**Collected data entries**
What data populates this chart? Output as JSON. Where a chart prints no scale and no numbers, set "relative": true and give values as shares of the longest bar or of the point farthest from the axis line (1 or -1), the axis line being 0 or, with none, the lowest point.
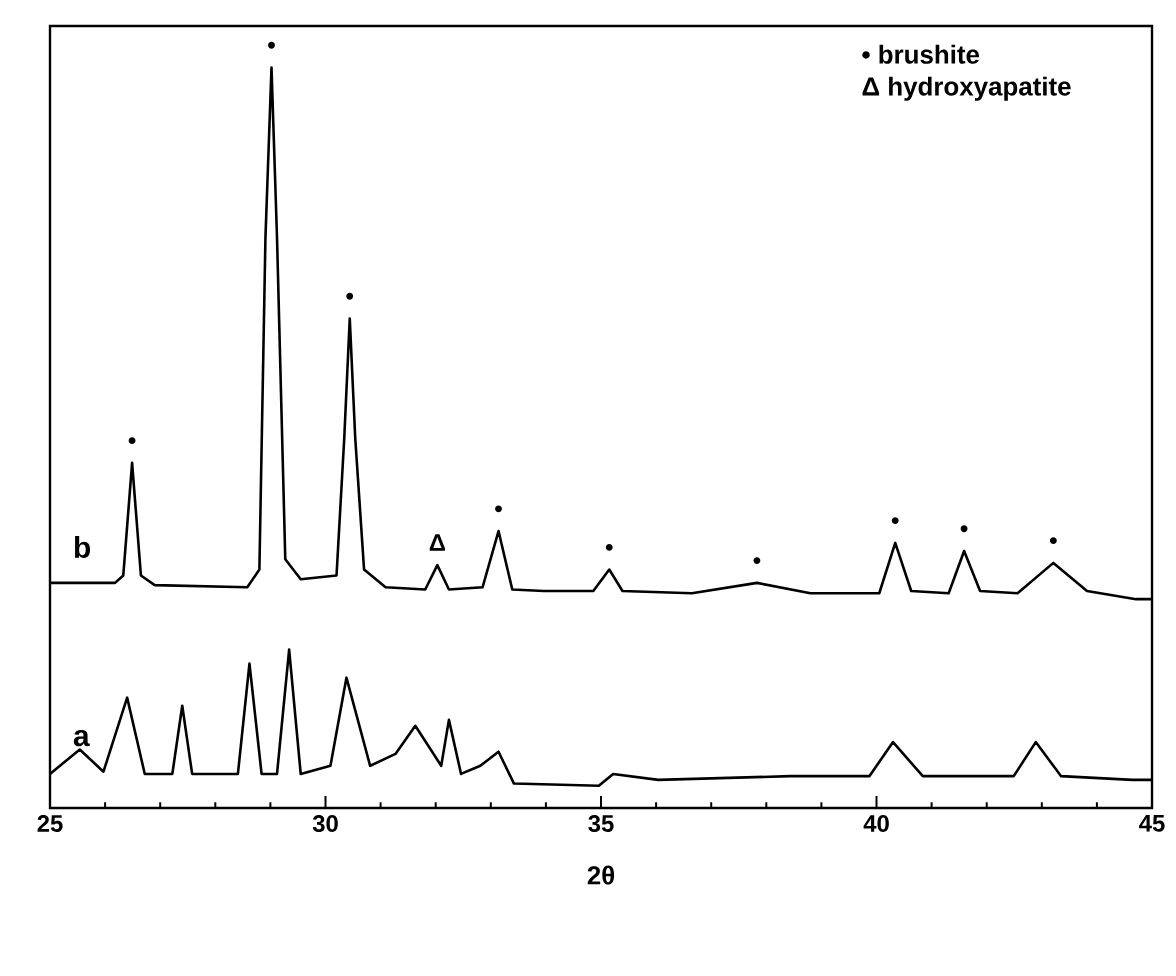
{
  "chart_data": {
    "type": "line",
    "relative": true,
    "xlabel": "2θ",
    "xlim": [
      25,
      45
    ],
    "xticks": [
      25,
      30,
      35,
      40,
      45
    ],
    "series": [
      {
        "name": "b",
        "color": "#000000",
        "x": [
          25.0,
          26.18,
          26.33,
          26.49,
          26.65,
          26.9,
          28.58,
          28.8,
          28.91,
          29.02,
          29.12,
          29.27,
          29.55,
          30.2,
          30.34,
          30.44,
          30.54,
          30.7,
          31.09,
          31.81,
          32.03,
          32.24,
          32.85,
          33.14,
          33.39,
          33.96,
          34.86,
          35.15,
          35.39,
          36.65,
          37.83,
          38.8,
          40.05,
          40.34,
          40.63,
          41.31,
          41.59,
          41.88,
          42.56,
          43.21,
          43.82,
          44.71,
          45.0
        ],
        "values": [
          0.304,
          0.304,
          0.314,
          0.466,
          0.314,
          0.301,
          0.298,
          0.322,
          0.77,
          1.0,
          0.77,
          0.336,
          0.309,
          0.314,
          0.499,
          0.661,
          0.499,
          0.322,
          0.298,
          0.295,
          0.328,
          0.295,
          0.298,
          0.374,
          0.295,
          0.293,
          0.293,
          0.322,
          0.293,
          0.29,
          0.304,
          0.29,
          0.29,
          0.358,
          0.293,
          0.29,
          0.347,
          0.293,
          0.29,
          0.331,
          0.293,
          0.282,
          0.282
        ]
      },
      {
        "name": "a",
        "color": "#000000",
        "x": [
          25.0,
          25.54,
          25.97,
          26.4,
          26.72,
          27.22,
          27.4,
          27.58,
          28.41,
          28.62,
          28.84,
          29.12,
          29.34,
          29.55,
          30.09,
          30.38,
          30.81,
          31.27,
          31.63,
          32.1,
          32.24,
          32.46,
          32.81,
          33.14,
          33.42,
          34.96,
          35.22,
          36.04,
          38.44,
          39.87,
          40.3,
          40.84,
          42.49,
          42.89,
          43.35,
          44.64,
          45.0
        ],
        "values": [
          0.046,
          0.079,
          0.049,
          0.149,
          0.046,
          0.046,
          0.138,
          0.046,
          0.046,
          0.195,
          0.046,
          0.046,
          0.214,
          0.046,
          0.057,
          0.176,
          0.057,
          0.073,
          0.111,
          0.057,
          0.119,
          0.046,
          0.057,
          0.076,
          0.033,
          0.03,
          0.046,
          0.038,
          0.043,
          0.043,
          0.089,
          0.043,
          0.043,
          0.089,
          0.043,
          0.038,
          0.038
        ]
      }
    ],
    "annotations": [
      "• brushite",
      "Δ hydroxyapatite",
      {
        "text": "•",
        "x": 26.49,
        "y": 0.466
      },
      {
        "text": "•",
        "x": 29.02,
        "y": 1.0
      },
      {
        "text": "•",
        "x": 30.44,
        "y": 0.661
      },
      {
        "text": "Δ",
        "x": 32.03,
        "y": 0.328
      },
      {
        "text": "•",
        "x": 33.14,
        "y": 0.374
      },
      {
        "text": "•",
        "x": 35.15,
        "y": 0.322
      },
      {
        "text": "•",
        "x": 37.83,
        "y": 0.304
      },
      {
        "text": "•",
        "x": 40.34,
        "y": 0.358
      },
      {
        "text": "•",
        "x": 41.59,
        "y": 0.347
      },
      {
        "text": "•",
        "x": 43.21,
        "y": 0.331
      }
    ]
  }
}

**AIM OF THE EXERCISE**
Copy out the data above exactly, except the pictures.

**OUTPUT FOR THIS TASK**
What data populates this chart? Output as JSON. Where a chart prints no scale and no numbers, set "relative": true and give values as shares of the longest bar or of the point farthest from the axis line (1 or -1), the axis line being 0 or, with none, the lowest point.
{
  "chart_data": {
    "type": "line",
    "relative": true,
    "xlabel": "2θ",
    "xlim": [
      25,
      45
    ],
    "xticks": [
      25,
      30,
      35,
      40,
      45
    ],
    "series": [
      {
        "name": "b",
        "color": "#000000",
        "x": [
          25.0,
          26.18,
          26.33,
          26.49,
          26.65,
          26.9,
          28.58,
          28.8,
          28.91,
          29.02,
          29.12,
          29.27,
          29.55,
          30.2,
          30.34,
          30.44,
          30.54,
          30.7,
          31.09,
          31.81,
          32.03,
          32.24,
          32.85,
          33.14,
          33.39,
          33.96,
          34.86,
          35.15,
          35.39,
          36.65,
          37.83,
          38.8,
          40.05,
          40.34,
          40.63,
          41.31,
          41.59,
          41.88,
          42.56,
          43.21,
          43.82,
          44.71,
          45.0
        ],
        "values": [
          0.304,
          0.304,
          0.314,
          0.466,
          0.314,
          0.301,
          0.298,
          0.322,
          0.77,
          1.0,
          0.77,
          0.336,
          0.309,
          0.314,
          0.499,
          0.661,
          0.499,
          0.322,
          0.298,
          0.295,
          0.328,
          0.295,
          0.298,
          0.374,
          0.295,
          0.293,
          0.293,
          0.322,
          0.293,
          0.29,
          0.304,
          0.29,
          0.29,
          0.358,
          0.293,
          0.29,
          0.347,
          0.293,
          0.29,
          0.331,
          0.293,
          0.282,
          0.282
        ]
      },
      {
        "name": "a",
        "color": "#000000",
        "x": [
          25.0,
          25.54,
          25.97,
          26.4,
          26.72,
          27.22,
          27.4,
          27.58,
          28.41,
          28.62,
          28.84,
          29.12,
          29.34,
          29.55,
          30.09,
          30.38,
          30.81,
          31.27,
          31.63,
          32.1,
          32.24,
          32.46,
          32.81,
          33.14,
          33.42,
          34.96,
          35.22,
          36.04,
          38.44,
          39.87,
          40.3,
          40.84,
          42.49,
          42.89,
          43.35,
          44.64,
          45.0
        ],
        "values": [
          0.046,
          0.079,
          0.049,
          0.149,
          0.046,
          0.046,
          0.138,
          0.046,
          0.046,
          0.195,
          0.046,
          0.046,
          0.214,
          0.046,
          0.057,
          0.176,
          0.057,
          0.073,
          0.111,
          0.057,
          0.119,
          0.046,
          0.057,
          0.076,
          0.033,
          0.03,
          0.046,
          0.038,
          0.043,
          0.043,
          0.089,
          0.043,
          0.043,
          0.089,
          0.043,
          0.038,
          0.038
        ]
      }
    ],
    "annotations": [
      "• brushite",
      "Δ hydroxyapatite",
      {
        "text": "•",
        "x": 26.49,
        "y": 0.466
      },
      {
        "text": "•",
        "x": 29.02,
        "y": 1.0
      },
      {
        "text": "•",
        "x": 30.44,
        "y": 0.661
      },
      {
        "text": "Δ",
        "x": 32.03,
        "y": 0.328
      },
      {
        "text": "•",
        "x": 33.14,
        "y": 0.374
      },
      {
        "text": "•",
        "x": 35.15,
        "y": 0.322
      },
      {
        "text": "•",
        "x": 37.83,
        "y": 0.304
      },
      {
        "text": "•",
        "x": 40.34,
        "y": 0.358
      },
      {
        "text": "•",
        "x": 41.59,
        "y": 0.347
      },
      {
        "text": "•",
        "x": 43.21,
        "y": 0.331
      }
    ]
  }
}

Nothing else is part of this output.